BEGIN
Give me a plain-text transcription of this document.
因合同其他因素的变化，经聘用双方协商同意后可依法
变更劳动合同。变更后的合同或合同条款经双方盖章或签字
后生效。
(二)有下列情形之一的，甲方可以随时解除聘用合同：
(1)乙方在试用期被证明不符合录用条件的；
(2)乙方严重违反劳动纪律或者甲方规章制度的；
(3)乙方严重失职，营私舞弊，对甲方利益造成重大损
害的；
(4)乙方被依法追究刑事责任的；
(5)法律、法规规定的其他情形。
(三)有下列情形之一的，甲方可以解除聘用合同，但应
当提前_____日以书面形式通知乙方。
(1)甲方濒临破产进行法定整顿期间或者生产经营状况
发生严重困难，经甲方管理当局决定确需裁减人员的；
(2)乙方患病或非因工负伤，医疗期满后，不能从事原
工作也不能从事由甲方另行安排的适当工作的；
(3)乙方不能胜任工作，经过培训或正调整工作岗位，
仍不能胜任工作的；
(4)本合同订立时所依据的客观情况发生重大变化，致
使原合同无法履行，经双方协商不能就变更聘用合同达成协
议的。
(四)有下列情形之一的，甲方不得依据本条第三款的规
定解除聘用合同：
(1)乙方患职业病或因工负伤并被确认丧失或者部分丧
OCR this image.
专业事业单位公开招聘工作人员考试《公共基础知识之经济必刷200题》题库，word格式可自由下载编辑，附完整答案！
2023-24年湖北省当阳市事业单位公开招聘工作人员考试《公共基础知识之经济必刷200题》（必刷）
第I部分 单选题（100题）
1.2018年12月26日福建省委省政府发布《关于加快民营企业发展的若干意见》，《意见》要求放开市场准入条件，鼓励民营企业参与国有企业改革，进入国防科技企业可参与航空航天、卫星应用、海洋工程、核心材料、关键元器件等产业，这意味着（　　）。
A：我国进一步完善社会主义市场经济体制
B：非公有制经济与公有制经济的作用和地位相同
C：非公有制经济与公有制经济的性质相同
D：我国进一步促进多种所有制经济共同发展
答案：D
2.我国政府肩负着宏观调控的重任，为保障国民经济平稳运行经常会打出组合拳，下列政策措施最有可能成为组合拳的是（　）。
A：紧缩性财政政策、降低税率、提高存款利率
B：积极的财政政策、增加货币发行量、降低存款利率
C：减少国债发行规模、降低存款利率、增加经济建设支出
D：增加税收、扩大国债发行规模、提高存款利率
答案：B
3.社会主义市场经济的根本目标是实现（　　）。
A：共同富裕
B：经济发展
END
**Exercise details**
Check every line for "this" and show the ones that have it.

**Problem solution**
Give me a plain-text transcription of this document.
OCR this image.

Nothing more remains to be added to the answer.